#### [Stored records]
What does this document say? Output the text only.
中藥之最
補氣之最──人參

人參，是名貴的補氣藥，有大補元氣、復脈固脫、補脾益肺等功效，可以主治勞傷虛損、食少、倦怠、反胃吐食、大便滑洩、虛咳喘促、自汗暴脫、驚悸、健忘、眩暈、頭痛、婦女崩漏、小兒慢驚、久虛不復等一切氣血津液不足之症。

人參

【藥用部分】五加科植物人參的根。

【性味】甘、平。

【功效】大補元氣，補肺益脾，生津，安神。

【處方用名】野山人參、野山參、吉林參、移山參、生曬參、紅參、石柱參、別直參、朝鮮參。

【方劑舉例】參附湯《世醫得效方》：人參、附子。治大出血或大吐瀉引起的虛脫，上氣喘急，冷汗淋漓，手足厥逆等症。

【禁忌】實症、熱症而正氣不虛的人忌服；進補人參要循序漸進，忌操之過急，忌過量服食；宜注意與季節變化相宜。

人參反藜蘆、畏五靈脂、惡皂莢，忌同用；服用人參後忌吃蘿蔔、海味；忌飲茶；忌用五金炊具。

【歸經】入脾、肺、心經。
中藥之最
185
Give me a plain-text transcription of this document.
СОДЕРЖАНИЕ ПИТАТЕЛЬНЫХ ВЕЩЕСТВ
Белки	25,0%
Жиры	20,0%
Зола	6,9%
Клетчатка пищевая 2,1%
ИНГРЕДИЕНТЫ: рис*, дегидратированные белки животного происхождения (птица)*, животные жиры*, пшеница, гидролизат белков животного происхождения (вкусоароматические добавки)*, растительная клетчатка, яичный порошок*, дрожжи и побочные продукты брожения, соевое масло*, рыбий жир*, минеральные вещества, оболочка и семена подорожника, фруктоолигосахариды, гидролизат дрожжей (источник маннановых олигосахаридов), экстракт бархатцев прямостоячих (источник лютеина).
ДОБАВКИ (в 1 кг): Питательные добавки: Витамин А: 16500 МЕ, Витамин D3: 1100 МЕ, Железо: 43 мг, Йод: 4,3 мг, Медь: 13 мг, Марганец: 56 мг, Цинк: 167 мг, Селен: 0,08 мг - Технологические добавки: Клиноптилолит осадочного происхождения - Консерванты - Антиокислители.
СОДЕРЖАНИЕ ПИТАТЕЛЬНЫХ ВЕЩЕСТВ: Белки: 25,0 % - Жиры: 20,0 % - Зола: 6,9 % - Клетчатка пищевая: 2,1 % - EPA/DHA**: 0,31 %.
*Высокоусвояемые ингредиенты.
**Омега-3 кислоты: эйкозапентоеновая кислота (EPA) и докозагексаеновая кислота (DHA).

#### [Given request]
Quote each line of the listing above exactly.

#### [Task result]
What does this document say? Output the text only.
中藥之最
補氣之最──人參

人參，是名貴的補氣藥，有大補元氣、復脈固脫、補脾益肺等功效，可以主治勞傷虛損、食少、倦怠、反胃吐食、大便滑洩、虛咳喘促、自汗暴脫、驚悸、健忘、眩暈、頭痛、婦女崩漏、小兒慢驚、久虛不復等一切氣血津液不足之症。

人參

【藥用部分】五加科植物人參的根。

【性味】甘、平。

【功效】大補元氣，補肺益脾，生津，安神。

【處方用名】野山人參、野山參、吉林參、移山參、生曬參、紅參、石柱參、別直參、朝鮮參。

【方劑舉例】參附湯《世醫得效方》：人參、附子。治大出血或大吐瀉引起的虛脫，上氣喘急，冷汗淋漓，手足厥逆等症。

【禁忌】實症、熱症而正氣不虛的人忌服；進補人參要循序漸進，忌操之過急，忌過量服食；宜注意與季節變化相宜。

人參反藜蘆、畏五靈脂、惡皂莢，忌同用；服用人參後忌吃蘿蔔、海味；忌飲茶；忌用五金炊具。

【歸經】入脾、肺、心經。
中藥之最
185
Give me a plain-text transcription of this document.
СОДЕРЖАНИЕ ПИТАТЕЛЬНЫХ ВЕЩЕСТВ
Белки	25,0%
Жиры	20,0%
Зола	6,9%
Клетчатка пищевая 2,1%
ИНГРЕДИЕНТЫ: рис*, дегидратированные белки животного происхождения (птица)*, животные жиры*, пшеница, гидролизат белков животного происхождения (вкусоароматические добавки)*, растительная клетчатка, яичный порошок*, дрожжи и побочные продукты брожения, соевое масло*, рыбий жир*, минеральные вещества, оболочка и семена подорожника, фруктоолигосахариды, гидролизат дрожжей (источник маннановых олигосахаридов), экстракт бархатцев прямостоячих (источник лютеина).
ДОБАВКИ (в 1 кг): Питательные добавки: Витамин А: 16500 МЕ, Витамин D3: 1100 МЕ, Железо: 43 мг, Йод: 4,3 мг, Медь: 13 мг, Марганец: 56 мг, Цинк: 167 мг, Селен: 0,08 мг - Технологические добавки: Клиноптилолит осадочного происхождения - Консерванты - Антиокислители.
СОДЕРЖАНИЕ ПИТАТЕЛЬНЫХ ВЕЩЕСТВ: Белки: 25,0 % - Жиры: 20,0 % - Зола: 6,9 % - Клетчатка пищевая: 2,1 % - EPA/DHA**: 0,31 %.
*Высокоусвояемые ингредиенты.
**Омега-3 кислоты: эйкозапентоеновая кислота (EPA) и докозагексаеновая кислота (DHA).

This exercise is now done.